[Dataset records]
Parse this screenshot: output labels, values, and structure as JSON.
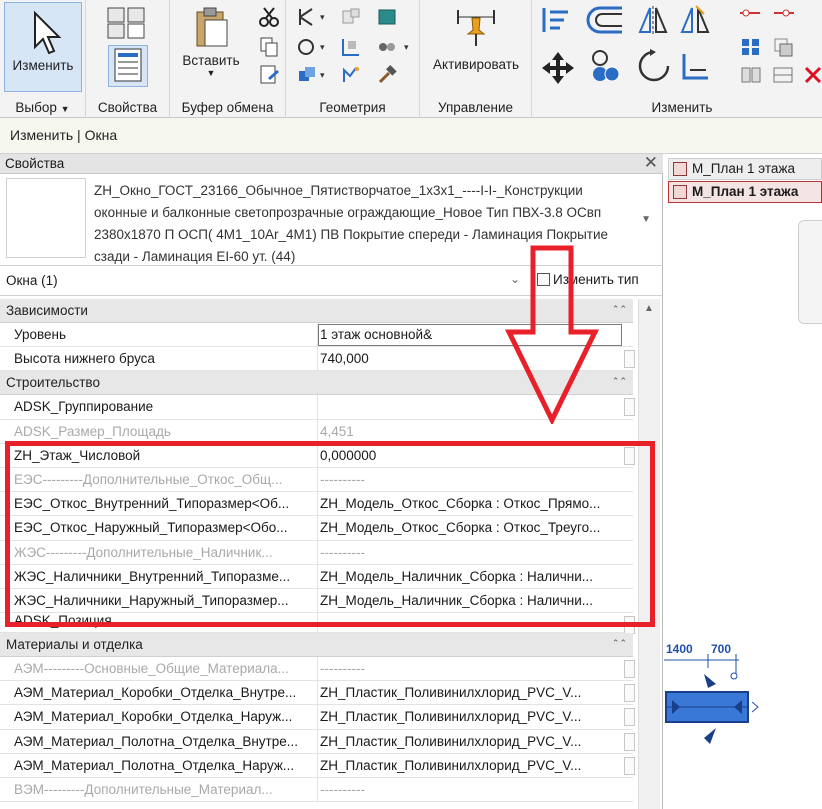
{
  "ribbon": {
    "modify_label": "Изменить",
    "select_label": "Выбор",
    "properties_label": "Свойства",
    "paste_label": "Вставить",
    "clipboard_label": "Буфер обмена",
    "geometry_label": "Геометрия",
    "activate_label": "Активировать",
    "manage_label": "Управление",
    "modify_panel_label": "Изменить",
    "accent_color": "#2b6cc4"
  },
  "context_bar": {
    "text": "Изменить | Окна"
  },
  "properties": {
    "title": "Свойства",
    "type_name": "ZH_Окно_ГОСТ_23166_Обычное_Пятистворчатое_1х3х1_----I-I-_Конструкции оконные и балконные светопрозрачные ограждающие_Новое Тип ПВХ-3.8 ОСвп 2380х1870 П ОСП( 4М1_10Ar_4М1) ПВ Покрытие спереди - Ламинация Покрытие сзади - Ламинация EI-60 ут. (44)",
    "instance_filter": "Окна (1)",
    "edit_type_label": "Изменить тип",
    "groups": [
      {
        "name": "Зависимости",
        "rows": [
          {
            "key": "Уровень",
            "value": "1 этаж основной&",
            "dim": false
          },
          {
            "key": "Высота нижнего бруса",
            "value": "740,000",
            "dim": false
          }
        ]
      },
      {
        "name": "Строительство",
        "rows": [
          {
            "key": "ADSK_Группирование",
            "value": "",
            "dim": false
          },
          {
            "key": "ADSK_Размер_Площадь",
            "value": "4,451",
            "dim": true
          },
          {
            "key": "ZH_Этаж_Числовой",
            "value": "0,000000",
            "dim": false
          },
          {
            "key": "ЕЭС---------Дополнительные_Откос_Общ...",
            "value": "----------",
            "dim": true
          },
          {
            "key": "ЕЭС_Откос_Внутренний_Типоразмер<Об...",
            "value": "ZH_Модель_Откос_Сборка : Откос_Прямо...",
            "dim": false
          },
          {
            "key": "ЕЭС_Откос_Наружный_Типоразмер<Обо...",
            "value": "ZH_Модель_Откос_Сборка : Откос_Треуго...",
            "dim": false
          },
          {
            "key": "ЖЭС---------Дополнительные_Наличник...",
            "value": "----------",
            "dim": true
          },
          {
            "key": "ЖЭС_Наличники_Внутренний_Типоразме...",
            "value": "ZH_Модель_Наличник_Сборка : Налични...",
            "dim": false
          },
          {
            "key": "ЖЭС_Наличники_Наружный_Типоразмер...",
            "value": "ZH_Модель_Наличник_Сборка : Налични...",
            "dim": false
          },
          {
            "key": "ADSK_Позиция",
            "value": "",
            "dim": false
          }
        ]
      },
      {
        "name": "Материалы и отделка",
        "rows": [
          {
            "key": "АЭМ---------Основные_Общие_Материала...",
            "value": "----------",
            "dim": true
          },
          {
            "key": "АЭМ_Материал_Коробки_Отделка_Внутре...",
            "value": "ZH_Пластик_Поливинилхлорид_PVC_V...",
            "dim": false
          },
          {
            "key": "АЭМ_Материал_Коробки_Отделка_Наруж...",
            "value": "ZH_Пластик_Поливинилхлорид_PVC_V...",
            "dim": false
          },
          {
            "key": "АЭМ_Материал_Полотна_Отделка_Внутре...",
            "value": "ZH_Пластик_Поливинилхлорид_PVC_V...",
            "dim": false
          },
          {
            "key": "АЭМ_Материал_Полотна_Отделка_Наруж...",
            "value": "ZH_Пластик_Поливинилхлорид_PVC_V...",
            "dim": false
          },
          {
            "key": "ВЭМ---------Дополнительные_Материал...",
            "value": "----------",
            "dim": true
          }
        ]
      }
    ]
  },
  "view": {
    "tabs": [
      "М_План 1 этажа",
      "М_План 1 этажа"
    ],
    "dimensions": [
      "1400",
      "700"
    ]
  },
  "annotation_color": "#e8202a"
}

◆ Objective:
From the listing above, print every entry precisely and drop the pictures.

◆ Written response:
Parse this screenshot: output labels, values, and structure as JSON.
{
  "ribbon": {
    "modify_label": "Изменить",
    "select_label": "Выбор",
    "properties_label": "Свойства",
    "paste_label": "Вставить",
    "clipboard_label": "Буфер обмена",
    "geometry_label": "Геометрия",
    "activate_label": "Активировать",
    "manage_label": "Управление",
    "modify_panel_label": "Изменить",
    "accent_color": "#2b6cc4"
  },
  "context_bar": {
    "text": "Изменить | Окна"
  },
  "properties": {
    "title": "Свойства",
    "type_name": "ZH_Окно_ГОСТ_23166_Обычное_Пятистворчатое_1х3х1_----I-I-_Конструкции оконные и балконные светопрозрачные ограждающие_Новое Тип ПВХ-3.8 ОСвп 2380х1870 П ОСП( 4М1_10Ar_4М1) ПВ Покрытие спереди - Ламинация Покрытие сзади - Ламинация EI-60 ут. (44)",
    "instance_filter": "Окна (1)",
    "edit_type_label": "Изменить тип",
    "groups": [
      {
        "name": "Зависимости",
        "rows": [
          {
            "key": "Уровень",
            "value": "1 этаж основной&",
            "dim": false
          },
          {
            "key": "Высота нижнего бруса",
            "value": "740,000",
            "dim": false
          }
        ]
      },
      {
        "name": "Строительство",
        "rows": [
          {
            "key": "ADSK_Группирование",
            "value": "",
            "dim": false
          },
          {
            "key": "ADSK_Размер_Площадь",
            "value": "4,451",
            "dim": true
          },
          {
            "key": "ZH_Этаж_Числовой",
            "value": "0,000000",
            "dim": false
          },
          {
            "key": "ЕЭС---------Дополнительные_Откос_Общ...",
            "value": "----------",
            "dim": true
          },
          {
            "key": "ЕЭС_Откос_Внутренний_Типоразмер<Об...",
            "value": "ZH_Модель_Откос_Сборка : Откос_Прямо...",
            "dim": false
          },
          {
            "key": "ЕЭС_Откос_Наружный_Типоразмер<Обо...",
            "value": "ZH_Модель_Откос_Сборка : Откос_Треуго...",
            "dim": false
          },
          {
            "key": "ЖЭС---------Дополнительные_Наличник...",
            "value": "----------",
            "dim": true
          },
          {
            "key": "ЖЭС_Наличники_Внутренний_Типоразме...",
            "value": "ZH_Модель_Наличник_Сборка : Налични...",
            "dim": false
          },
          {
            "key": "ЖЭС_Наличники_Наружный_Типоразмер...",
            "value": "ZH_Модель_Наличник_Сборка : Налични...",
            "dim": false
          },
          {
            "key": "ADSK_Позиция",
            "value": "",
            "dim": false
          }
        ]
      },
      {
        "name": "Материалы и отделка",
        "rows": [
          {
            "key": "АЭМ---------Основные_Общие_Материала...",
            "value": "----------",
            "dim": true
          },
          {
            "key": "АЭМ_Материал_Коробки_Отделка_Внутре...",
            "value": "ZH_Пластик_Поливинилхлорид_PVC_V...",
            "dim": false
          },
          {
            "key": "АЭМ_Материал_Коробки_Отделка_Наруж...",
            "value": "ZH_Пластик_Поливинилхлорид_PVC_V...",
            "dim": false
          },
          {
            "key": "АЭМ_Материал_Полотна_Отделка_Внутре...",
            "value": "ZH_Пластик_Поливинилхлорид_PVC_V...",
            "dim": false
          },
          {
            "key": "АЭМ_Материал_Полотна_Отделка_Наруж...",
            "value": "ZH_Пластик_Поливинилхлорид_PVC_V...",
            "dim": false
          },
          {
            "key": "ВЭМ---------Дополнительные_Материал...",
            "value": "----------",
            "dim": true
          }
        ]
      }
    ]
  },
  "view": {
    "tabs": [
      "М_План 1 этажа",
      "М_План 1 этажа"
    ],
    "dimensions": [
      "1400",
      "700"
    ]
  },
  "annotation_color": "#e8202a"
}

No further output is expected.